### Information supplied
——————————
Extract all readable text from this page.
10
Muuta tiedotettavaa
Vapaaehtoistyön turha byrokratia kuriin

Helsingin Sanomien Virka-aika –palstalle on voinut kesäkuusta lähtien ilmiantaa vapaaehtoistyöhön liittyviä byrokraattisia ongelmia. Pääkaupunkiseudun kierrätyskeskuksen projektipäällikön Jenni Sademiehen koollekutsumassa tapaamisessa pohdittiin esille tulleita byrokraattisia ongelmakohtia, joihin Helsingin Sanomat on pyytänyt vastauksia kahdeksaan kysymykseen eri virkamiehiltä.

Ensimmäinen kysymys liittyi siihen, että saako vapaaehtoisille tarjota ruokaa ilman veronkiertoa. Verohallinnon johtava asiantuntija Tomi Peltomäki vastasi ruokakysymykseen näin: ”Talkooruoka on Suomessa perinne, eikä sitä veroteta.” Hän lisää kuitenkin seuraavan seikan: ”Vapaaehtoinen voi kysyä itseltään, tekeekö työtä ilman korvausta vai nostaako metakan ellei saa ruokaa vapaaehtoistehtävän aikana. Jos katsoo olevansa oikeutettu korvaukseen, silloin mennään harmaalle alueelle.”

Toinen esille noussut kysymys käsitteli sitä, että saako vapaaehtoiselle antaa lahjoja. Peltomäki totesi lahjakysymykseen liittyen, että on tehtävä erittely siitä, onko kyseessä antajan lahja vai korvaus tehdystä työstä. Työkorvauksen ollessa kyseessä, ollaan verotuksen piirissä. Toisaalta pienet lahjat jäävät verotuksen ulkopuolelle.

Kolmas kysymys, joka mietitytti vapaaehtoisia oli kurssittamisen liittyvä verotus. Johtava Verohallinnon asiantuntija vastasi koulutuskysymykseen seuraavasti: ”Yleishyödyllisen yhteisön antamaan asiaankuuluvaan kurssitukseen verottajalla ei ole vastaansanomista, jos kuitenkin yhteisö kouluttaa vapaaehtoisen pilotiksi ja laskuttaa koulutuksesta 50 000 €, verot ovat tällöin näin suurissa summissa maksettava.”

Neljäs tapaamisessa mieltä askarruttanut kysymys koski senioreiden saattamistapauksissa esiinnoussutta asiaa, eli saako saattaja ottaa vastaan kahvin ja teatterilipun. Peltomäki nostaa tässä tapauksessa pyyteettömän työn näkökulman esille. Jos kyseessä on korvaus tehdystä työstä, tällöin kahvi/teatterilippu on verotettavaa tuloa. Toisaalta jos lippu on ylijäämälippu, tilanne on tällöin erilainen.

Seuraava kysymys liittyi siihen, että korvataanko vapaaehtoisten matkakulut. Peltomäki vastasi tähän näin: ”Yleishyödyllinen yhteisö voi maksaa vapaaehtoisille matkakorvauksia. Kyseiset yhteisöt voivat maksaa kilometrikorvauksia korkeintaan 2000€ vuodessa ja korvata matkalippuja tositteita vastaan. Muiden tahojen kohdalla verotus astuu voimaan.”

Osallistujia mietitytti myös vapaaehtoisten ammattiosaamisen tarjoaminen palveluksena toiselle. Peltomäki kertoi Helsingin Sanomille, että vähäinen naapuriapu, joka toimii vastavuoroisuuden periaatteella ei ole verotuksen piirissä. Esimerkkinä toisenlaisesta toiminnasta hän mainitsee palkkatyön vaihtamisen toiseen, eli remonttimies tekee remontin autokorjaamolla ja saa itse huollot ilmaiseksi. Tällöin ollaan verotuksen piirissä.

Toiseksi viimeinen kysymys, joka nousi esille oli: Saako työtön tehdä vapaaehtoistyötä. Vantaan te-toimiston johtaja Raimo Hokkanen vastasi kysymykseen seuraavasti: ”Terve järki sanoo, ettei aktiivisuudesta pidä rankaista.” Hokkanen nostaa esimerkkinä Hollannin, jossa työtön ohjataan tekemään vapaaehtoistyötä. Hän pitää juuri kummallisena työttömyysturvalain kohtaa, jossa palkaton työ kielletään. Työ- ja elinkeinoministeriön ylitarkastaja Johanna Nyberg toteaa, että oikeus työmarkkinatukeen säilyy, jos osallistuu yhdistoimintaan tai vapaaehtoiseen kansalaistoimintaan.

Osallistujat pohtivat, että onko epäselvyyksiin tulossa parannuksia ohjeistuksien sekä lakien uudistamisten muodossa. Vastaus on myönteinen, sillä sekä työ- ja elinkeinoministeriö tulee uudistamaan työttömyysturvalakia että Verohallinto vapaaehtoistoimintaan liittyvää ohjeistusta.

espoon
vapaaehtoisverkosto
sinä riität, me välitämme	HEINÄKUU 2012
——————————
### Problem statement
Extract all of the data above and output it character for character.

### The solution
Extract all readable text from this page.
10
Muuta tiedotettavaa
Vapaaehtoistyön turha byrokratia kuriin

Helsingin Sanomien Virka-aika –palstalle on voinut kesäkuusta lähtien ilmiantaa vapaaehtoistyöhön liittyviä byrokraattisia ongelmia. Pääkaupunkiseudun kierrätyskeskuksen projektipäällikön Jenni Sademiehen koollekutsumassa tapaamisessa pohdittiin esille tulleita byrokraattisia ongelmakohtia, joihin Helsingin Sanomat on pyytänyt vastauksia kahdeksaan kysymykseen eri virkamiehiltä.

Ensimmäinen kysymys liittyi siihen, että saako vapaaehtoisille tarjota ruokaa ilman veronkiertoa. Verohallinnon johtava asiantuntija Tomi Peltomäki vastasi ruokakysymykseen näin: ”Talkooruoka on Suomessa perinne, eikä sitä veroteta.” Hän lisää kuitenkin seuraavan seikan: ”Vapaaehtoinen voi kysyä itseltään, tekeekö työtä ilman korvausta vai nostaako metakan ellei saa ruokaa vapaaehtoistehtävän aikana. Jos katsoo olevansa oikeutettu korvaukseen, silloin mennään harmaalle alueelle.”

Toinen esille noussut kysymys käsitteli sitä, että saako vapaaehtoiselle antaa lahjoja. Peltomäki totesi lahjakysymykseen liittyen, että on tehtävä erittely siitä, onko kyseessä antajan lahja vai korvaus tehdystä työstä. Työkorvauksen ollessa kyseessä, ollaan verotuksen piirissä. Toisaalta pienet lahjat jäävät verotuksen ulkopuolelle.

Kolmas kysymys, joka mietitytti vapaaehtoisia oli kurssittamisen liittyvä verotus. Johtava Verohallinnon asiantuntija vastasi koulutuskysymykseen seuraavasti: ”Yleishyödyllisen yhteisön antamaan asiaankuuluvaan kurssitukseen verottajalla ei ole vastaansanomista, jos kuitenkin yhteisö kouluttaa vapaaehtoisen pilotiksi ja laskuttaa koulutuksesta 50 000 €, verot ovat tällöin näin suurissa summissa maksettava.”

Neljäs tapaamisessa mieltä askarruttanut kysymys koski senioreiden saattamistapauksissa esiinnoussutta asiaa, eli saako saattaja ottaa vastaan kahvin ja teatterilipun. Peltomäki nostaa tässä tapauksessa pyyteettömän työn näkökulman esille. Jos kyseessä on korvaus tehdystä työstä, tällöin kahvi/teatterilippu on verotettavaa tuloa. Toisaalta jos lippu on ylijäämälippu, tilanne on tällöin erilainen.

Seuraava kysymys liittyi siihen, että korvataanko vapaaehtoisten matkakulut. Peltomäki vastasi tähän näin: ”Yleishyödyllinen yhteisö voi maksaa vapaaehtoisille matkakorvauksia. Kyseiset yhteisöt voivat maksaa kilometrikorvauksia korkeintaan 2000€ vuodessa ja korvata matkalippuja tositteita vastaan. Muiden tahojen kohdalla verotus astuu voimaan.”

Osallistujia mietitytti myös vapaaehtoisten ammattiosaamisen tarjoaminen palveluksena toiselle. Peltomäki kertoi Helsingin Sanomille, että vähäinen naapuriapu, joka toimii vastavuoroisuuden periaatteella ei ole verotuksen piirissä. Esimerkkinä toisenlaisesta toiminnasta hän mainitsee palkkatyön vaihtamisen toiseen, eli remonttimies tekee remontin autokorjaamolla ja saa itse huollot ilmaiseksi. Tällöin ollaan verotuksen piirissä.

Toiseksi viimeinen kysymys, joka nousi esille oli: Saako työtön tehdä vapaaehtoistyötä. Vantaan te-toimiston johtaja Raimo Hokkanen vastasi kysymykseen seuraavasti: ”Terve järki sanoo, ettei aktiivisuudesta pidä rankaista.” Hokkanen nostaa esimerkkinä Hollannin, jossa työtön ohjataan tekemään vapaaehtoistyötä. Hän pitää juuri kummallisena työttömyysturvalain kohtaa, jossa palkaton työ kielletään. Työ- ja elinkeinoministeriön ylitarkastaja Johanna Nyberg toteaa, että oikeus työmarkkinatukeen säilyy, jos osallistuu yhdistoimintaan tai vapaaehtoiseen kansalaistoimintaan.

Osallistujat pohtivat, että onko epäselvyyksiin tulossa parannuksia ohjeistuksien sekä lakien uudistamisten muodossa. Vastaus on myönteinen, sillä sekä työ- ja elinkeinoministeriö tulee uudistamaan työttömyysturvalakia että Verohallinto vapaaehtoistoimintaan liittyvää ohjeistusta.

espoon
vapaaehtoisverkosto
sinä riität, me välitämme	HEINÄKUU 2012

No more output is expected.